■ Your instructions: Write the material out again, line by line, exactly as it is.

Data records
════
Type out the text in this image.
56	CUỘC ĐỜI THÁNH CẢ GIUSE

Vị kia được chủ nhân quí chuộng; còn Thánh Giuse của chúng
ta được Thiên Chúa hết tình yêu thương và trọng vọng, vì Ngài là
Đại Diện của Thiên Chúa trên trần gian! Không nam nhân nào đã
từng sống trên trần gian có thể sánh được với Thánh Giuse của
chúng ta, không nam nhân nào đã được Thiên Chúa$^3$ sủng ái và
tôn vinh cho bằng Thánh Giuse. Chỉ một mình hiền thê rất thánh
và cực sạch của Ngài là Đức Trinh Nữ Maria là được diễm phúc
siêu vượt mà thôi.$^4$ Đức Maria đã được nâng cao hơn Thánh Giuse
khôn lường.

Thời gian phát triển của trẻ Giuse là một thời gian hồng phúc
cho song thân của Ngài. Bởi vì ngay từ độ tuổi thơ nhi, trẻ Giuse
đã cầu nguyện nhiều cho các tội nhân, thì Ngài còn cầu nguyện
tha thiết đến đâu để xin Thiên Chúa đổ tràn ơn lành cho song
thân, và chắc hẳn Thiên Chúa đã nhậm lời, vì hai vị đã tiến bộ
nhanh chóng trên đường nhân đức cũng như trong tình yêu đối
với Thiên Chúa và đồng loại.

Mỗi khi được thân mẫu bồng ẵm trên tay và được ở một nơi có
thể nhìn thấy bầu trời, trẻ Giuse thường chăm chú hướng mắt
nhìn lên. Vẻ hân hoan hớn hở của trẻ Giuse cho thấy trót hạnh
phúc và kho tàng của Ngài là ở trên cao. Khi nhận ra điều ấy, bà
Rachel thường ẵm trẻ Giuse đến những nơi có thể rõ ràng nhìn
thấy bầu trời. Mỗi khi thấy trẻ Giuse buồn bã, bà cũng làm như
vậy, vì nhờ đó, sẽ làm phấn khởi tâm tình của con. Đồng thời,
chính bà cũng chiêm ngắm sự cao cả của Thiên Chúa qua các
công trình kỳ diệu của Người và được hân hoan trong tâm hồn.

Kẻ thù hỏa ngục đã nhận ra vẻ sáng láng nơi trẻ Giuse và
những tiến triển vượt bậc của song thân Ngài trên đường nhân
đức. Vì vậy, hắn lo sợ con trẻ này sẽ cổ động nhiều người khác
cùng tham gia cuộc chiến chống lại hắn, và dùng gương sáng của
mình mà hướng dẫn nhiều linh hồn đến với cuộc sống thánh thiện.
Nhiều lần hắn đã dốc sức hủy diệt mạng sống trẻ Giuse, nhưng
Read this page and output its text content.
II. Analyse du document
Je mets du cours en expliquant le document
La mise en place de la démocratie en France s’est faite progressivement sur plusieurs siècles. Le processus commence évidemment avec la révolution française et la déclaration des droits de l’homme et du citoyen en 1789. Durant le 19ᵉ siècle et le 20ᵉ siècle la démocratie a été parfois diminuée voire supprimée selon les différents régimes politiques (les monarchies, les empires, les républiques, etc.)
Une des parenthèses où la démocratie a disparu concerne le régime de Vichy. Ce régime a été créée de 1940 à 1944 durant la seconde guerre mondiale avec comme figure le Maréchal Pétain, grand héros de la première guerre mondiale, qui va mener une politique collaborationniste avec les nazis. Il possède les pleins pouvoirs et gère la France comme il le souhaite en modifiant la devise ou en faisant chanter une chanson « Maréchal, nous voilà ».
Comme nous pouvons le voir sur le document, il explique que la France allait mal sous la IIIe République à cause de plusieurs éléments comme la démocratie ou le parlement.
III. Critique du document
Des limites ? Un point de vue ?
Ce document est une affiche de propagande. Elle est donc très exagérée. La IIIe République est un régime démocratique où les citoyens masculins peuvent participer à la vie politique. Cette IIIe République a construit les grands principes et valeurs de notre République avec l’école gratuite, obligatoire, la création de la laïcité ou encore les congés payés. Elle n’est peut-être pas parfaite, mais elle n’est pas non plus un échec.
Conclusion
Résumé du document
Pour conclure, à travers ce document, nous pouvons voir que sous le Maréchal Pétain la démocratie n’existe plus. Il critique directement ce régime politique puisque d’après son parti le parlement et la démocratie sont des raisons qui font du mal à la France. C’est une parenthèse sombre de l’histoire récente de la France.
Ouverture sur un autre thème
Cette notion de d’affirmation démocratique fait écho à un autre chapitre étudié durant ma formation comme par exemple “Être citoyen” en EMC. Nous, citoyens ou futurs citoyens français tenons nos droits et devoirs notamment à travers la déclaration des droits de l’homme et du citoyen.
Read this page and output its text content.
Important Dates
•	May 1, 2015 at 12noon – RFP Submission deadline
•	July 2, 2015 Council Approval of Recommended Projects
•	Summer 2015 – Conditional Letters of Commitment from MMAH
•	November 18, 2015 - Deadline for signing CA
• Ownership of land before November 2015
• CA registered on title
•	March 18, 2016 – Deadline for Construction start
════
■ Answer to this exercise:
Type out the text in this image.
56	CUỘC ĐỜI THÁNH CẢ GIUSE

Vị kia được chủ nhân quí chuộng; còn Thánh Giuse của chúng
ta được Thiên Chúa hết tình yêu thương và trọng vọng, vì Ngài là
Đại Diện của Thiên Chúa trên trần gian! Không nam nhân nào đã
từng sống trên trần gian có thể sánh được với Thánh Giuse của
chúng ta, không nam nhân nào đã được Thiên Chúa$^3$ sủng ái và
tôn vinh cho bằng Thánh Giuse. Chỉ một mình hiền thê rất thánh
và cực sạch của Ngài là Đức Trinh Nữ Maria là được diễm phúc
siêu vượt mà thôi.$^4$ Đức Maria đã được nâng cao hơn Thánh Giuse
khôn lường.

Thời gian phát triển của trẻ Giuse là một thời gian hồng phúc
cho song thân của Ngài. Bởi vì ngay từ độ tuổi thơ nhi, trẻ Giuse
đã cầu nguyện nhiều cho các tội nhân, thì Ngài còn cầu nguyện
tha thiết đến đâu để xin Thiên Chúa đổ tràn ơn lành cho song
thân, và chắc hẳn Thiên Chúa đã nhậm lời, vì hai vị đã tiến bộ
nhanh chóng trên đường nhân đức cũng như trong tình yêu đối
với Thiên Chúa và đồng loại.

Mỗi khi được thân mẫu bồng ẵm trên tay và được ở một nơi có
thể nhìn thấy bầu trời, trẻ Giuse thường chăm chú hướng mắt
nhìn lên. Vẻ hân hoan hớn hở của trẻ Giuse cho thấy trót hạnh
phúc và kho tàng của Ngài là ở trên cao. Khi nhận ra điều ấy, bà
Rachel thường ẵm trẻ Giuse đến những nơi có thể rõ ràng nhìn
thấy bầu trời. Mỗi khi thấy trẻ Giuse buồn bã, bà cũng làm như
vậy, vì nhờ đó, sẽ làm phấn khởi tâm tình của con. Đồng thời,
chính bà cũng chiêm ngắm sự cao cả của Thiên Chúa qua các
công trình kỳ diệu của Người và được hân hoan trong tâm hồn.

Kẻ thù hỏa ngục đã nhận ra vẻ sáng láng nơi trẻ Giuse và
những tiến triển vượt bậc của song thân Ngài trên đường nhân
đức. Vì vậy, hắn lo sợ con trẻ này sẽ cổ động nhiều người khác
cùng tham gia cuộc chiến chống lại hắn, và dùng gương sáng của
mình mà hướng dẫn nhiều linh hồn đến với cuộc sống thánh thiện.
Nhiều lần hắn đã dốc sức hủy diệt mạng sống trẻ Giuse, nhưng
Read this page and output its text content.
II. Analyse du document
Je mets du cours en expliquant le document
La mise en place de la démocratie en France s’est faite progressivement sur plusieurs siècles. Le processus commence évidemment avec la révolution française et la déclaration des droits de l’homme et du citoyen en 1789. Durant le 19ᵉ siècle et le 20ᵉ siècle la démocratie a été parfois diminuée voire supprimée selon les différents régimes politiques (les monarchies, les empires, les républiques, etc.)
Une des parenthèses où la démocratie a disparu concerne le régime de Vichy. Ce régime a été créée de 1940 à 1944 durant la seconde guerre mondiale avec comme figure le Maréchal Pétain, grand héros de la première guerre mondiale, qui va mener une politique collaborationniste avec les nazis. Il possède les pleins pouvoirs et gère la France comme il le souhaite en modifiant la devise ou en faisant chanter une chanson « Maréchal, nous voilà ».
Comme nous pouvons le voir sur le document, il explique que la France allait mal sous la IIIe République à cause de plusieurs éléments comme la démocratie ou le parlement.
III. Critique du document
Des limites ? Un point de vue ?
Ce document est une affiche de propagande. Elle est donc très exagérée. La IIIe République est un régime démocratique où les citoyens masculins peuvent participer à la vie politique. Cette IIIe République a construit les grands principes et valeurs de notre République avec l’école gratuite, obligatoire, la création de la laïcité ou encore les congés payés. Elle n’est peut-être pas parfaite, mais elle n’est pas non plus un échec.
Conclusion
Résumé du document
Pour conclure, à travers ce document, nous pouvons voir que sous le Maréchal Pétain la démocratie n’existe plus. Il critique directement ce régime politique puisque d’après son parti le parlement et la démocratie sont des raisons qui font du mal à la France. C’est une parenthèse sombre de l’histoire récente de la France.
Ouverture sur un autre thème
Cette notion de d’affirmation démocratique fait écho à un autre chapitre étudié durant ma formation comme par exemple “Être citoyen” en EMC. Nous, citoyens ou futurs citoyens français tenons nos droits et devoirs notamment à travers la déclaration des droits de l’homme et du citoyen.
Read this page and output its text content.
Important Dates
•	May 1, 2015 at 12noon – RFP Submission deadline
•	July 2, 2015 Council Approval of Recommended Projects
•	Summer 2015 – Conditional Letters of Commitment from MMAH
•	November 18, 2015 - Deadline for signing CA
• Ownership of land before November 2015
• CA registered on title
•	March 18, 2016 – Deadline for Construction start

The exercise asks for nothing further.